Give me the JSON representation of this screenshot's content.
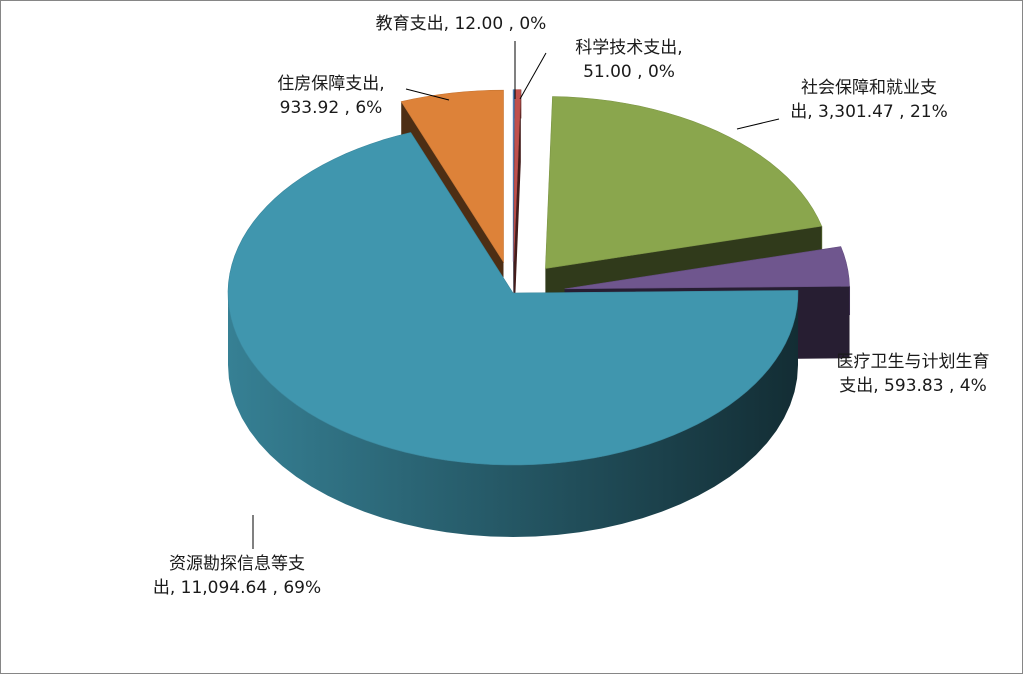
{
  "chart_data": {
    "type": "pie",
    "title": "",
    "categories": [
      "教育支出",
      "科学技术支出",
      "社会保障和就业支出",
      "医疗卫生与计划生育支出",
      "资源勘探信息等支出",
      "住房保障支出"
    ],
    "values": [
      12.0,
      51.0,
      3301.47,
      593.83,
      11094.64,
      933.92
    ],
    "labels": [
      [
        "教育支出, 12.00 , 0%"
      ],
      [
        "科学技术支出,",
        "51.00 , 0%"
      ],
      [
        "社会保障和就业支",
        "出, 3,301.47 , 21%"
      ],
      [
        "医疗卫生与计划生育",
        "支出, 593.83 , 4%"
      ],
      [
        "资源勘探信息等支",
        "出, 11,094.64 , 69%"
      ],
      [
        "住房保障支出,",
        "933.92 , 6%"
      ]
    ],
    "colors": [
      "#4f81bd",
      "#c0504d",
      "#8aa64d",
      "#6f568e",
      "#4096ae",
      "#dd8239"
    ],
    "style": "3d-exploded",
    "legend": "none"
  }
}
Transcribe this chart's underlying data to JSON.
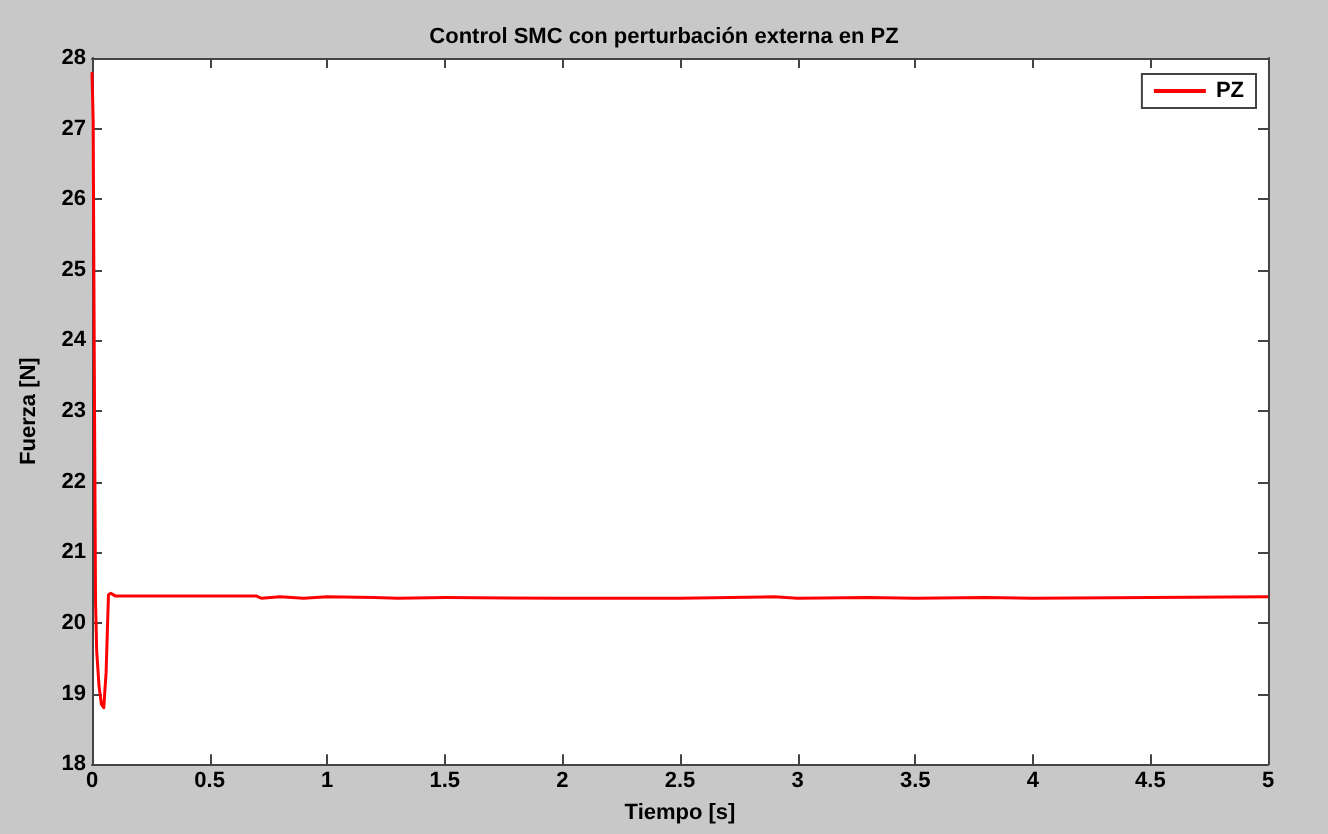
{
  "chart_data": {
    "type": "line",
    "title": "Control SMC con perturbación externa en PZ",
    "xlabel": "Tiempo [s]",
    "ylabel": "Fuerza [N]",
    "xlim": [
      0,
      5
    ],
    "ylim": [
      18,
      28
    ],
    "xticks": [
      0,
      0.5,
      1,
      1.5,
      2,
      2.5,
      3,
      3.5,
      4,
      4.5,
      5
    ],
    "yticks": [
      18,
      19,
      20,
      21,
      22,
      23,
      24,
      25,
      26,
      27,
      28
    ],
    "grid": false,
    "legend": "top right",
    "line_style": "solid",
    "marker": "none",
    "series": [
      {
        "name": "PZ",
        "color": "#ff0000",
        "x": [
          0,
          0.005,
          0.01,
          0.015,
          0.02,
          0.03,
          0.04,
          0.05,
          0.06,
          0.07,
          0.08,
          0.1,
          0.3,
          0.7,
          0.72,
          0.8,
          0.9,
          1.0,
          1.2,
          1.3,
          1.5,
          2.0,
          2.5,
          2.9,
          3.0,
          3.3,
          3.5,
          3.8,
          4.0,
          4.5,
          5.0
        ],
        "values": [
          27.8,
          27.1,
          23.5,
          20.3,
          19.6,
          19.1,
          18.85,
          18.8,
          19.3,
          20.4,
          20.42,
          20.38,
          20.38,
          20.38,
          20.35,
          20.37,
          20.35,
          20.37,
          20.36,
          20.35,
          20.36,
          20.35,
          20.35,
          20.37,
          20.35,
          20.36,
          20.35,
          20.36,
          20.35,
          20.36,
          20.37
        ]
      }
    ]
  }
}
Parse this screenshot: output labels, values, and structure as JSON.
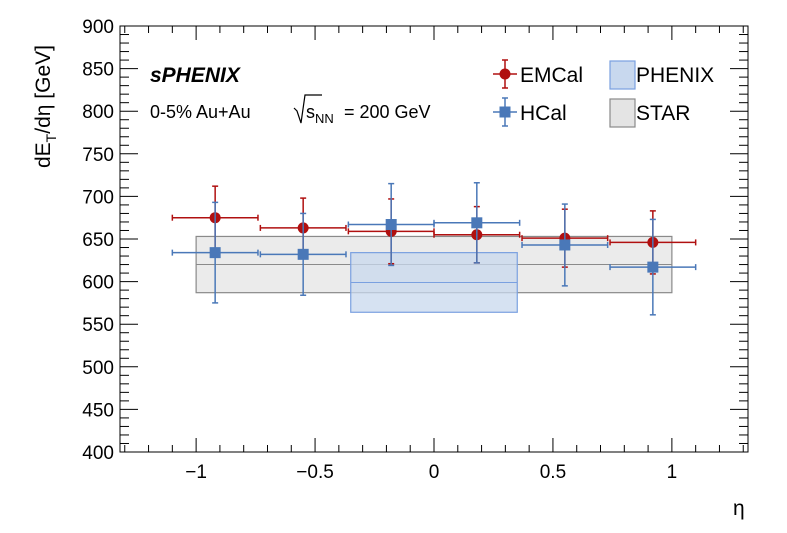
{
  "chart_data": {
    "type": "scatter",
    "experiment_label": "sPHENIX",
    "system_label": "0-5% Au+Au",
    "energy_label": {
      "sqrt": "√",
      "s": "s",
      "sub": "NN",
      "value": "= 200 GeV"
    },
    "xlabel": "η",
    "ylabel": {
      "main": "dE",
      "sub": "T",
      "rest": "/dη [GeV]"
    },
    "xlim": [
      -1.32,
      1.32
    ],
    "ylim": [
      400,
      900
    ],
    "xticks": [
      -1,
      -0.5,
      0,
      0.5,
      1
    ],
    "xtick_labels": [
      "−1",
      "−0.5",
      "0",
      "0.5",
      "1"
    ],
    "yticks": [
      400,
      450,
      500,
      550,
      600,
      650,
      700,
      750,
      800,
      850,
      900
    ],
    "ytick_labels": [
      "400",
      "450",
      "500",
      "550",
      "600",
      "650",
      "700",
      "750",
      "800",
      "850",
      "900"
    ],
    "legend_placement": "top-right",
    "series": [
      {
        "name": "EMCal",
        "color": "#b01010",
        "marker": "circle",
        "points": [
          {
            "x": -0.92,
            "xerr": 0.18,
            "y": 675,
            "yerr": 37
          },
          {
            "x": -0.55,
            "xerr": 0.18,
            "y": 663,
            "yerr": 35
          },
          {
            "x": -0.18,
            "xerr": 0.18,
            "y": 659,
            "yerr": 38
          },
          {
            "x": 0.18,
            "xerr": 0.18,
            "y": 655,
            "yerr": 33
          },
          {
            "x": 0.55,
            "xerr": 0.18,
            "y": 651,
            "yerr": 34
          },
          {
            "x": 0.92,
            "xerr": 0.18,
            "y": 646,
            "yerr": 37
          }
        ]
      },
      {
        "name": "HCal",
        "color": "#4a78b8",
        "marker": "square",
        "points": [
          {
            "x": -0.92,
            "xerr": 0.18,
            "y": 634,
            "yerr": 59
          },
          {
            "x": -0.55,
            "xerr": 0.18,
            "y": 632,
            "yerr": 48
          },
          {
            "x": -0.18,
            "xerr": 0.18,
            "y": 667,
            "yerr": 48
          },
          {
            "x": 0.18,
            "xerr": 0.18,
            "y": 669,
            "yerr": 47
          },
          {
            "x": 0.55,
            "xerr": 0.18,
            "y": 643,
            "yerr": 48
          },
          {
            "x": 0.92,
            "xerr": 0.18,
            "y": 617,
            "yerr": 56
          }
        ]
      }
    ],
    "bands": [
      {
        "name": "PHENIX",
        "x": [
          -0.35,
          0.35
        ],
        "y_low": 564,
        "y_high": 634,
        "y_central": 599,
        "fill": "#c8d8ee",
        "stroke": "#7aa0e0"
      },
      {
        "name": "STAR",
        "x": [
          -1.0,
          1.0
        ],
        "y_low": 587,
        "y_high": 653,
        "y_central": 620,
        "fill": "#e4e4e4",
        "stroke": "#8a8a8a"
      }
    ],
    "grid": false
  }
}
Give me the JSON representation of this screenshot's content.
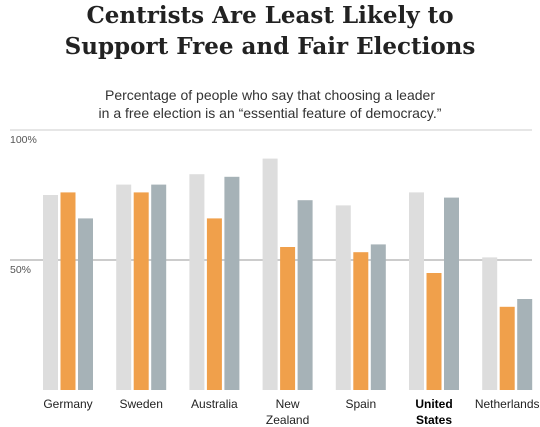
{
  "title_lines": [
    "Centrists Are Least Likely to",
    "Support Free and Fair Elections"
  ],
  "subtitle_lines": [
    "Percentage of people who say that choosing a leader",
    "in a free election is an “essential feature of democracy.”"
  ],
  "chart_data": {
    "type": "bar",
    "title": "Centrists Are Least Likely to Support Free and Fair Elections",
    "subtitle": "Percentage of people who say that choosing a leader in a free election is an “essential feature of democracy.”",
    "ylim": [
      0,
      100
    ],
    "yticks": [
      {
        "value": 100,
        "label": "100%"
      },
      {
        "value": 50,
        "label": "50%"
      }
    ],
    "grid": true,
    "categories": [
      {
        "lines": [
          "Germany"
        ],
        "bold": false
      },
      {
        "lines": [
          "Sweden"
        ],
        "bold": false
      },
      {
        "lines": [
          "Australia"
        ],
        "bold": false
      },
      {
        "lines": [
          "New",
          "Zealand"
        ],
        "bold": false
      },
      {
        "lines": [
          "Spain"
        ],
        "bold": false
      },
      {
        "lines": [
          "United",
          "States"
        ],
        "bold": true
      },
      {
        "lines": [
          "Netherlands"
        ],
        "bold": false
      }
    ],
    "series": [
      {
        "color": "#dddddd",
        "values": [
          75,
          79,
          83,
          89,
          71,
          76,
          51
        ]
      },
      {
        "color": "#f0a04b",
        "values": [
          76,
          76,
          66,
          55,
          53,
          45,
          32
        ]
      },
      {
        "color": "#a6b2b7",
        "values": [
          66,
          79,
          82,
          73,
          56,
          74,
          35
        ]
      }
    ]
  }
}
———
**The request**
Every line of text is to be repeated exactly; pictures are left out.

**Result**
Give me the JSON representation of this screenshot's content.
{
  "chart_data": {
    "type": "pie",
    "title": "",
    "categories": [
      "教育支出",
      "科学技术支出",
      "社会保障和就业支出",
      "医疗卫生与计划生育支出",
      "资源勘探信息等支出",
      "住房保障支出"
    ],
    "values": [
      12.0,
      51.0,
      3301.47,
      593.83,
      11094.64,
      933.92
    ],
    "labels": [
      [
        "教育支出, 12.00 , 0%"
      ],
      [
        "科学技术支出,",
        "51.00 , 0%"
      ],
      [
        "社会保障和就业支",
        "出, 3,301.47 , 21%"
      ],
      [
        "医疗卫生与计划生育",
        "支出, 593.83 , 4%"
      ],
      [
        "资源勘探信息等支",
        "出, 11,094.64 , 69%"
      ],
      [
        "住房保障支出,",
        "933.92 , 6%"
      ]
    ],
    "colors": [
      "#4f81bd",
      "#c0504d",
      "#8aa64d",
      "#6f568e",
      "#4096ae",
      "#dd8239"
    ],
    "style": "3d-exploded",
    "legend": "none"
  }
}
Transcribe this chart's underlying data to JSON.
{
  "chart_data": {
    "type": "line",
    "title": "Control SMC con perturbación externa en PZ",
    "xlabel": "Tiempo [s]",
    "ylabel": "Fuerza [N]",
    "xlim": [
      0,
      5
    ],
    "ylim": [
      18,
      28
    ],
    "xticks": [
      0,
      0.5,
      1,
      1.5,
      2,
      2.5,
      3,
      3.5,
      4,
      4.5,
      5
    ],
    "yticks": [
      18,
      19,
      20,
      21,
      22,
      23,
      24,
      25,
      26,
      27,
      28
    ],
    "grid": false,
    "legend": "top right",
    "line_style": "solid",
    "marker": "none",
    "series": [
      {
        "name": "PZ",
        "color": "#ff0000",
        "x": [
          0,
          0.005,
          0.01,
          0.015,
          0.02,
          0.03,
          0.04,
          0.05,
          0.06,
          0.07,
          0.08,
          0.1,
          0.3,
          0.7,
          0.72,
          0.8,
          0.9,
          1.0,
          1.2,
          1.3,
          1.5,
          2.0,
          2.5,
          2.9,
          3.0,
          3.3,
          3.5,
          3.8,
          4.0,
          4.5,
          5.0
        ],
        "values": [
          27.8,
          27.1,
          23.5,
          20.3,
          19.6,
          19.1,
          18.85,
          18.8,
          19.3,
          20.4,
          20.42,
          20.38,
          20.38,
          20.38,
          20.35,
          20.37,
          20.35,
          20.37,
          20.36,
          20.35,
          20.36,
          20.35,
          20.35,
          20.37,
          20.35,
          20.36,
          20.35,
          20.36,
          20.35,
          20.36,
          20.37
        ]
      }
    ]
  }
}
Parse this screenshot: output labels, values, and structure as JSON.
{
  "chart_data": {
    "type": "scatter",
    "experiment_label": "sPHENIX",
    "system_label": "0-5% Au+Au",
    "energy_label": {
      "sqrt": "√",
      "s": "s",
      "sub": "NN",
      "value": "= 200 GeV"
    },
    "xlabel": "η",
    "ylabel": {
      "main": "dE",
      "sub": "T",
      "rest": "/dη [GeV]"
    },
    "xlim": [
      -1.32,
      1.32
    ],
    "ylim": [
      400,
      900
    ],
    "xticks": [
      -1,
      -0.5,
      0,
      0.5,
      1
    ],
    "xtick_labels": [
      "−1",
      "−0.5",
      "0",
      "0.5",
      "1"
    ],
    "yticks": [
      400,
      450,
      500,
      550,
      600,
      650,
      700,
      750,
      800,
      850,
      900
    ],
    "ytick_labels": [
      "400",
      "450",
      "500",
      "550",
      "600",
      "650",
      "700",
      "750",
      "800",
      "850",
      "900"
    ],
    "legend_placement": "top-right",
    "series": [
      {
        "name": "EMCal",
        "color": "#b01010",
        "marker": "circle",
        "points": [
          {
            "x": -0.92,
            "xerr": 0.18,
            "y": 675,
            "yerr": 37
          },
          {
            "x": -0.55,
            "xerr": 0.18,
            "y": 663,
            "yerr": 35
          },
          {
            "x": -0.18,
            "xerr": 0.18,
            "y": 659,
            "yerr": 38
          },
          {
            "x": 0.18,
            "xerr": 0.18,
            "y": 655,
            "yerr": 33
          },
          {
            "x": 0.55,
            "xerr": 0.18,
            "y": 651,
            "yerr": 34
          },
          {
            "x": 0.92,
            "xerr": 0.18,
            "y": 646,
            "yerr": 37
          }
        ]
      },
      {
        "name": "HCal",
        "color": "#4a78b8",
        "marker": "square",
        "points": [
          {
            "x": -0.92,
            "xerr": 0.18,
            "y": 634,
            "yerr": 59
          },
          {
            "x": -0.55,
            "xerr": 0.18,
            "y": 632,
            "yerr": 48
          },
          {
            "x": -0.18,
            "xerr": 0.18,
            "y": 667,
            "yerr": 48
          },
          {
            "x": 0.18,
            "xerr": 0.18,
            "y": 669,
            "yerr": 47
          },
          {
            "x": 0.55,
            "xerr": 0.18,
            "y": 643,
            "yerr": 48
          },
          {
            "x": 0.92,
            "xerr": 0.18,
            "y": 617,
            "yerr": 56
          }
        ]
      }
    ],
    "bands": [
      {
        "name": "PHENIX",
        "x": [
          -0.35,
          0.35
        ],
        "y_low": 564,
        "y_high": 634,
        "y_central": 599,
        "fill": "#c8d8ee",
        "stroke": "#7aa0e0"
      },
      {
        "name": "STAR",
        "x": [
          -1.0,
          1.0
        ],
        "y_low": 587,
        "y_high": 653,
        "y_central": 620,
        "fill": "#e4e4e4",
        "stroke": "#8a8a8a"
      }
    ],
    "grid": false
  }
}
Give me the JSON representation of this screenshot's content.
{
  "title_lines": [
    "Centrists Are Least Likely to",
    "Support Free and Fair Elections"
  ],
  "subtitle_lines": [
    "Percentage of people who say that choosing a leader",
    "in a free election is an “essential feature of democracy.”"
  ],
  "chart_data": {
    "type": "bar",
    "title": "Centrists Are Least Likely to Support Free and Fair Elections",
    "subtitle": "Percentage of people who say that choosing a leader in a free election is an “essential feature of democracy.”",
    "ylim": [
      0,
      100
    ],
    "yticks": [
      {
        "value": 100,
        "label": "100%"
      },
      {
        "value": 50,
        "label": "50%"
      }
    ],
    "grid": true,
    "categories": [
      {
        "lines": [
          "Germany"
        ],
        "bold": false
      },
      {
        "lines": [
          "Sweden"
        ],
        "bold": false
      },
      {
        "lines": [
          "Australia"
        ],
        "bold": false
      },
      {
        "lines": [
          "New",
          "Zealand"
        ],
        "bold": false
      },
      {
        "lines": [
          "Spain"
        ],
        "bold": false
      },
      {
        "lines": [
          "United",
          "States"
        ],
        "bold": true
      },
      {
        "lines": [
          "Netherlands"
        ],
        "bold": false
      }
    ],
    "series": [
      {
        "color": "#dddddd",
        "values": [
          75,
          79,
          83,
          89,
          71,
          76,
          51
        ]
      },
      {
        "color": "#f0a04b",
        "values": [
          76,
          76,
          66,
          55,
          53,
          45,
          32
        ]
      },
      {
        "color": "#a6b2b7",
        "values": [
          66,
          79,
          82,
          73,
          56,
          74,
          35
        ]
      }
    ]
  }
}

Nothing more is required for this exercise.